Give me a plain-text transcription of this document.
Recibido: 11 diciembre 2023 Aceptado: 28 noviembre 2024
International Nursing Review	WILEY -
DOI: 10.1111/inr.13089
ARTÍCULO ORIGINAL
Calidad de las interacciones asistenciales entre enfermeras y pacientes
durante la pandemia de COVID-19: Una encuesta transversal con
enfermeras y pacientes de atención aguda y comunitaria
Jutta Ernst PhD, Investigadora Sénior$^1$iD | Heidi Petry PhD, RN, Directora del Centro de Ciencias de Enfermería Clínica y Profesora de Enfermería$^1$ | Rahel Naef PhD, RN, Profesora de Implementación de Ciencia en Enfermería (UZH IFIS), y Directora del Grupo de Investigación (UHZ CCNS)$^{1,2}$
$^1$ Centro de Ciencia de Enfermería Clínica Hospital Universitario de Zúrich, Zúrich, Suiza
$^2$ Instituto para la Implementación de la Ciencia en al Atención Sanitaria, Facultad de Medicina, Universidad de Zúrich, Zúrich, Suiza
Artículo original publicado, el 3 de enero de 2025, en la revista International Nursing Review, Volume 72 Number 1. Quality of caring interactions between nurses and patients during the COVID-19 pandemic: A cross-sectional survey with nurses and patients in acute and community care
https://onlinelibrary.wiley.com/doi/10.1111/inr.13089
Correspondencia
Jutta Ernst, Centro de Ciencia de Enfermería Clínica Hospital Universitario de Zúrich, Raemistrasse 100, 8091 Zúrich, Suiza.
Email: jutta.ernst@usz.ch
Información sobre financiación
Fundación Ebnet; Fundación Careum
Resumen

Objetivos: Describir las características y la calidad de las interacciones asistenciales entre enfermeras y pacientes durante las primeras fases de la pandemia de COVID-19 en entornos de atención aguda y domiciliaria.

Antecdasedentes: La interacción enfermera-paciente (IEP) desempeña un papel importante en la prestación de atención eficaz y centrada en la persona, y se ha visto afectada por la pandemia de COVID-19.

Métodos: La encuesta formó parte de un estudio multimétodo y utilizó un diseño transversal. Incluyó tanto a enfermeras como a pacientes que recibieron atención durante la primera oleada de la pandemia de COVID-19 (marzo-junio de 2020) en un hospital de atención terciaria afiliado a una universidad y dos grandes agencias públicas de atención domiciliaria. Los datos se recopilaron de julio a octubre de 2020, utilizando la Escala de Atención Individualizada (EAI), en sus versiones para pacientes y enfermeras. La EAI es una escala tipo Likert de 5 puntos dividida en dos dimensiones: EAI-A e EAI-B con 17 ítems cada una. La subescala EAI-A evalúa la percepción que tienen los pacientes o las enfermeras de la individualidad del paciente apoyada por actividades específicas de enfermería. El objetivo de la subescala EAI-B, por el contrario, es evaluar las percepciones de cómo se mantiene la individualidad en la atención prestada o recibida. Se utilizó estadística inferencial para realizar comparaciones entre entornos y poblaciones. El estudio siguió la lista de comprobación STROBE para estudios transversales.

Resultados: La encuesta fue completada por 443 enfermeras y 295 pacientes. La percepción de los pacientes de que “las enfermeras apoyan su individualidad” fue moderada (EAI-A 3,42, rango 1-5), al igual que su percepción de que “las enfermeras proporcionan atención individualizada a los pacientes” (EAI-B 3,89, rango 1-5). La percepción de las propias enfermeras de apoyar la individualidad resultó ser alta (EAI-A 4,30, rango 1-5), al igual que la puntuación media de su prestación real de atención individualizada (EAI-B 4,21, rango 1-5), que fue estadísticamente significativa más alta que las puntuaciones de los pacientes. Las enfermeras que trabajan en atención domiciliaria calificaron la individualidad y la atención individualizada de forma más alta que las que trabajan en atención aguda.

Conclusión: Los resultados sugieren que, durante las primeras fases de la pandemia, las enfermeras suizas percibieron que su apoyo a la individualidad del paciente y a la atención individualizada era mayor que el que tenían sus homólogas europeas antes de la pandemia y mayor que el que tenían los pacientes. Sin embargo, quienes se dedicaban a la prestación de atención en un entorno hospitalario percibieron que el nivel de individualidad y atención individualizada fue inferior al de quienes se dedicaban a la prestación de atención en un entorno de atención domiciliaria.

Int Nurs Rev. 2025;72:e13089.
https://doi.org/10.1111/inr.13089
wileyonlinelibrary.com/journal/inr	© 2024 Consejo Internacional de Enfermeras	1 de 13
---
The answer must consist of every line from the entries that holds the string "Nursing".

International Nursing Review	WILEY -
Artículo original publicado, el 3 de enero de 2025, en la revista International Nursing Review, Volume 72 Number 1. Quality of caring interactions between nurses and patients during the COVID-19 pandemic: A cross-sectional survey with nurses and patients in acute and community care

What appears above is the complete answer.